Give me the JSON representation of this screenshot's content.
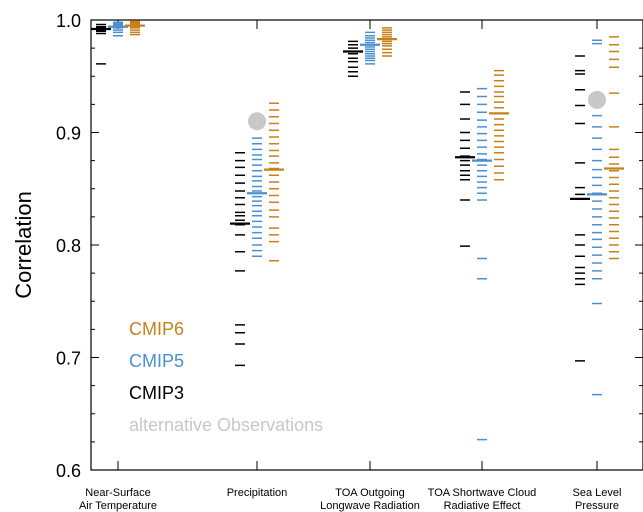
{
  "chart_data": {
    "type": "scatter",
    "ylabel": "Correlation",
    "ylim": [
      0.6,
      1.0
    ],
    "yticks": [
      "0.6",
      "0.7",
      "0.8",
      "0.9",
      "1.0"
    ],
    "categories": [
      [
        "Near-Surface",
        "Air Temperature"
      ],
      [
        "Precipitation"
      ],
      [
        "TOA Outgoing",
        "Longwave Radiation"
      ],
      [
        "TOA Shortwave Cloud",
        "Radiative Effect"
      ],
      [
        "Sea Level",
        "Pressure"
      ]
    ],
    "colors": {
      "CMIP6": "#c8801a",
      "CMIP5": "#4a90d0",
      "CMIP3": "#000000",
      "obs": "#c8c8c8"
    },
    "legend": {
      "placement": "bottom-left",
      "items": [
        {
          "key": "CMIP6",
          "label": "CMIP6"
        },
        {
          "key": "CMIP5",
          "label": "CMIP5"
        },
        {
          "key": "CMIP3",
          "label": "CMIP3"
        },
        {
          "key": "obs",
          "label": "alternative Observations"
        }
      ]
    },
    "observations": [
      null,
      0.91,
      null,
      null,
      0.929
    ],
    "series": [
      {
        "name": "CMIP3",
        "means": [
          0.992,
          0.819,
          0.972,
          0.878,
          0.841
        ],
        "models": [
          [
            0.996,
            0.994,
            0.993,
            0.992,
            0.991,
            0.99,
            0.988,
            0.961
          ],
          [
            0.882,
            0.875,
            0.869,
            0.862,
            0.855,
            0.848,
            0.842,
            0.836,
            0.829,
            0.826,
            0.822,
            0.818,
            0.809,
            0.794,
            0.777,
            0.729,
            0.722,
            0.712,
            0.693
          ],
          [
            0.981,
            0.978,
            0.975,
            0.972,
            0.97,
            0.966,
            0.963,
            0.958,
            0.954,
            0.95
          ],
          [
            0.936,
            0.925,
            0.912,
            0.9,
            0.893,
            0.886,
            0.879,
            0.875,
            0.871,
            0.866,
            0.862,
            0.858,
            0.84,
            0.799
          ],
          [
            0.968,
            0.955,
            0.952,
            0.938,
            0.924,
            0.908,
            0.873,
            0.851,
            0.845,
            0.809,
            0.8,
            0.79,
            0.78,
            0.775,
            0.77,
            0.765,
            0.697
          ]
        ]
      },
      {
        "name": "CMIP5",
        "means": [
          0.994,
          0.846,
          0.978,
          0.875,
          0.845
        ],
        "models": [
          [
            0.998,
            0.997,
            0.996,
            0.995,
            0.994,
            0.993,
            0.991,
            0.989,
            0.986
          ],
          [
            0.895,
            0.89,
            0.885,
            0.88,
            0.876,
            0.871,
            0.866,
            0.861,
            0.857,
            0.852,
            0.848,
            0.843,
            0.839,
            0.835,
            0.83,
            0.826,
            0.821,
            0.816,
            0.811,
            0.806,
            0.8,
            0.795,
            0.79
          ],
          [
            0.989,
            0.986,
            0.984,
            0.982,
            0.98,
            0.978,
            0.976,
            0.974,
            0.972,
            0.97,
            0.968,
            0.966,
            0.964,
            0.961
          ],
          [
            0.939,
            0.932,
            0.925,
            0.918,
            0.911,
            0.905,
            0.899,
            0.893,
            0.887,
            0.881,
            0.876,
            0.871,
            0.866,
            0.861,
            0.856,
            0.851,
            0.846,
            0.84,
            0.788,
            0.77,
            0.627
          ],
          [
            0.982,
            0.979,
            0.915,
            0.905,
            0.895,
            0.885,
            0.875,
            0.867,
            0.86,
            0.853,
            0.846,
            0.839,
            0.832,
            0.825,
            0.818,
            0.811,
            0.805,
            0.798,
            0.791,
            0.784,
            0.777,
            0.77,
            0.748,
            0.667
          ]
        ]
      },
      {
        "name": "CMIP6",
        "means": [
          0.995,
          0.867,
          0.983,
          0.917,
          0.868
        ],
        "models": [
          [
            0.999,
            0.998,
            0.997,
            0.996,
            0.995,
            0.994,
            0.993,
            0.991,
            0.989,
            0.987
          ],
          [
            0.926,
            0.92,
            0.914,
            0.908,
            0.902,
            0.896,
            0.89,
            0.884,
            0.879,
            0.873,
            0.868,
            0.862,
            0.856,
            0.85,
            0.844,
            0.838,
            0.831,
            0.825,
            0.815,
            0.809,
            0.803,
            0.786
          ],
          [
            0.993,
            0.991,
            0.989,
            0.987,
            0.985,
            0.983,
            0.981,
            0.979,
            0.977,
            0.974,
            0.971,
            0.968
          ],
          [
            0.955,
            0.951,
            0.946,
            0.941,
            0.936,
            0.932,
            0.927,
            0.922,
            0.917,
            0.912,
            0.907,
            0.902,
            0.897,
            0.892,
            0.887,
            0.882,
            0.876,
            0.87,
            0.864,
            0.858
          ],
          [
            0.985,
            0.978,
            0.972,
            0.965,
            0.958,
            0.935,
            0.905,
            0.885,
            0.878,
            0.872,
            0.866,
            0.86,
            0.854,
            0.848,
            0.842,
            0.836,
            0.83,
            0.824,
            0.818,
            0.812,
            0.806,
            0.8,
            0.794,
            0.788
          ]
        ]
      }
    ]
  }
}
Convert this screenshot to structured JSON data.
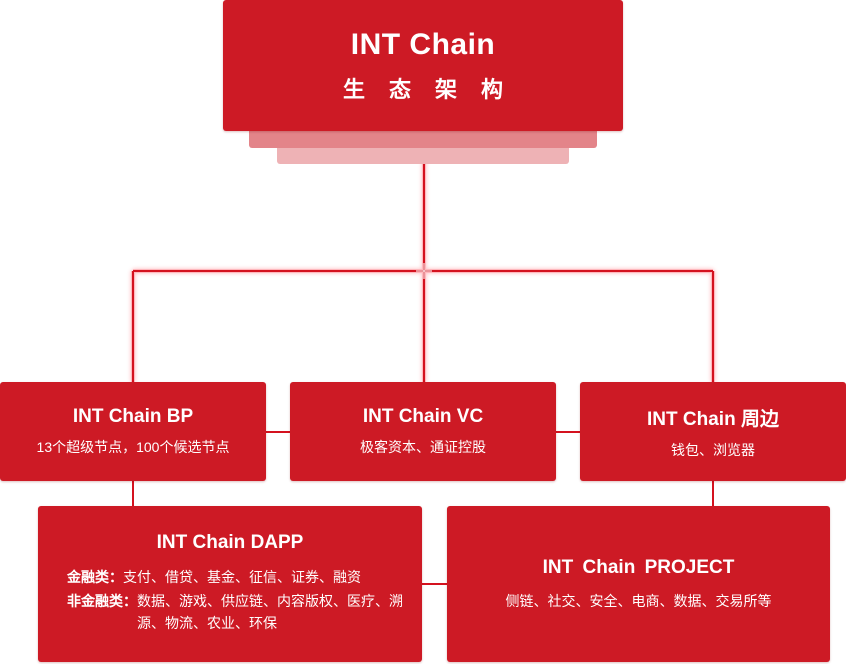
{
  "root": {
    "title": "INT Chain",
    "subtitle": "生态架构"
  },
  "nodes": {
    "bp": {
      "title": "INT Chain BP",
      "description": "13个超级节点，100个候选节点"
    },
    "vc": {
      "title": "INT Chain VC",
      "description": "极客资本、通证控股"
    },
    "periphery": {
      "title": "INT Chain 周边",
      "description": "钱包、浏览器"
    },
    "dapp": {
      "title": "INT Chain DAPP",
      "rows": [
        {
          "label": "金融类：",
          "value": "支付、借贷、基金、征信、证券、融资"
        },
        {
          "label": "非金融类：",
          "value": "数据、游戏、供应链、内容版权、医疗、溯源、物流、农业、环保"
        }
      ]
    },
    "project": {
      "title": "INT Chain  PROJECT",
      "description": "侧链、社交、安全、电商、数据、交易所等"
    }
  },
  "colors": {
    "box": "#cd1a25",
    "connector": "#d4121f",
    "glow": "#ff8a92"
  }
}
----------
> INSTRUCTIONS FOR THE TASK
Write every record out again exactly; no pictures belong in the copy.

> FULL RESPONSE
Give me the JSON representation of this screenshot's content.
{
  "chart_data": {
    "type": "scatter",
    "ylabel": "Correlation",
    "ylim": [
      0.6,
      1.0
    ],
    "yticks": [
      "0.6",
      "0.7",
      "0.8",
      "0.9",
      "1.0"
    ],
    "categories": [
      [
        "Near-Surface",
        "Air Temperature"
      ],
      [
        "Precipitation"
      ],
      [
        "TOA Outgoing",
        "Longwave Radiation"
      ],
      [
        "TOA Shortwave Cloud",
        "Radiative Effect"
      ],
      [
        "Sea Level",
        "Pressure"
      ]
    ],
    "colors": {
      "CMIP6": "#c8801a",
      "CMIP5": "#4a90d0",
      "CMIP3": "#000000",
      "obs": "#c8c8c8"
    },
    "legend": {
      "placement": "bottom-left",
      "items": [
        {
          "key": "CMIP6",
          "label": "CMIP6"
        },
        {
          "key": "CMIP5",
          "label": "CMIP5"
        },
        {
          "key": "CMIP3",
          "label": "CMIP3"
        },
        {
          "key": "obs",
          "label": "alternative Observations"
        }
      ]
    },
    "observations": [
      null,
      0.91,
      null,
      null,
      0.929
    ],
    "series": [
      {
        "name": "CMIP3",
        "means": [
          0.992,
          0.819,
          0.972,
          0.878,
          0.841
        ],
        "models": [
          [
            0.996,
            0.994,
            0.993,
            0.992,
            0.991,
            0.99,
            0.988,
            0.961
          ],
          [
            0.882,
            0.875,
            0.869,
            0.862,
            0.855,
            0.848,
            0.842,
            0.836,
            0.829,
            0.826,
            0.822,
            0.818,
            0.809,
            0.794,
            0.777,
            0.729,
            0.722,
            0.712,
            0.693
          ],
          [
            0.981,
            0.978,
            0.975,
            0.972,
            0.97,
            0.966,
            0.963,
            0.958,
            0.954,
            0.95
          ],
          [
            0.936,
            0.925,
            0.912,
            0.9,
            0.893,
            0.886,
            0.879,
            0.875,
            0.871,
            0.866,
            0.862,
            0.858,
            0.84,
            0.799
          ],
          [
            0.968,
            0.955,
            0.952,
            0.938,
            0.924,
            0.908,
            0.873,
            0.851,
            0.845,
            0.809,
            0.8,
            0.79,
            0.78,
            0.775,
            0.77,
            0.765,
            0.697
          ]
        ]
      },
      {
        "name": "CMIP5",
        "means": [
          0.994,
          0.846,
          0.978,
          0.875,
          0.845
        ],
        "models": [
          [
            0.998,
            0.997,
            0.996,
            0.995,
            0.994,
            0.993,
            0.991,
            0.989,
            0.986
          ],
          [
            0.895,
            0.89,
            0.885,
            0.88,
            0.876,
            0.871,
            0.866,
            0.861,
            0.857,
            0.852,
            0.848,
            0.843,
            0.839,
            0.835,
            0.83,
            0.826,
            0.821,
            0.816,
            0.811,
            0.806,
            0.8,
            0.795,
            0.79
          ],
          [
            0.989,
            0.986,
            0.984,
            0.982,
            0.98,
            0.978,
            0.976,
            0.974,
            0.972,
            0.97,
            0.968,
            0.966,
            0.964,
            0.961
          ],
          [
            0.939,
            0.932,
            0.925,
            0.918,
            0.911,
            0.905,
            0.899,
            0.893,
            0.887,
            0.881,
            0.876,
            0.871,
            0.866,
            0.861,
            0.856,
            0.851,
            0.846,
            0.84,
            0.788,
            0.77,
            0.627
          ],
          [
            0.982,
            0.979,
            0.915,
            0.905,
            0.895,
            0.885,
            0.875,
            0.867,
            0.86,
            0.853,
            0.846,
            0.839,
            0.832,
            0.825,
            0.818,
            0.811,
            0.805,
            0.798,
            0.791,
            0.784,
            0.777,
            0.77,
            0.748,
            0.667
          ]
        ]
      },
      {
        "name": "CMIP6",
        "means": [
          0.995,
          0.867,
          0.983,
          0.917,
          0.868
        ],
        "models": [
          [
            0.999,
            0.998,
            0.997,
            0.996,
            0.995,
            0.994,
            0.993,
            0.991,
            0.989,
            0.987
          ],
          [
            0.926,
            0.92,
            0.914,
            0.908,
            0.902,
            0.896,
            0.89,
            0.884,
            0.879,
            0.873,
            0.868,
            0.862,
            0.856,
            0.85,
            0.844,
            0.838,
            0.831,
            0.825,
            0.815,
            0.809,
            0.803,
            0.786
          ],
          [
            0.993,
            0.991,
            0.989,
            0.987,
            0.985,
            0.983,
            0.981,
            0.979,
            0.977,
            0.974,
            0.971,
            0.968
          ],
          [
            0.955,
            0.951,
            0.946,
            0.941,
            0.936,
            0.932,
            0.927,
            0.922,
            0.917,
            0.912,
            0.907,
            0.902,
            0.897,
            0.892,
            0.887,
            0.882,
            0.876,
            0.87,
            0.864,
            0.858
          ],
          [
            0.985,
            0.978,
            0.972,
            0.965,
            0.958,
            0.935,
            0.905,
            0.885,
            0.878,
            0.872,
            0.866,
            0.86,
            0.854,
            0.848,
            0.842,
            0.836,
            0.83,
            0.824,
            0.818,
            0.812,
            0.806,
            0.8,
            0.794,
            0.788
          ]
        ]
      }
    ]
  }
}
Convert this screenshot to structured JSON data.
{
  "root": {
    "title": "INT Chain",
    "subtitle": "生态架构"
  },
  "nodes": {
    "bp": {
      "title": "INT Chain BP",
      "description": "13个超级节点，100个候选节点"
    },
    "vc": {
      "title": "INT Chain VC",
      "description": "极客资本、通证控股"
    },
    "periphery": {
      "title": "INT Chain 周边",
      "description": "钱包、浏览器"
    },
    "dapp": {
      "title": "INT Chain DAPP",
      "rows": [
        {
          "label": "金融类：",
          "value": "支付、借贷、基金、征信、证券、融资"
        },
        {
          "label": "非金融类：",
          "value": "数据、游戏、供应链、内容版权、医疗、溯源、物流、农业、环保"
        }
      ]
    },
    "project": {
      "title": "INT Chain  PROJECT",
      "description": "侧链、社交、安全、电商、数据、交易所等"
    }
  },
  "colors": {
    "box": "#cd1a25",
    "connector": "#d4121f",
    "glow": "#ff8a92"
  }
}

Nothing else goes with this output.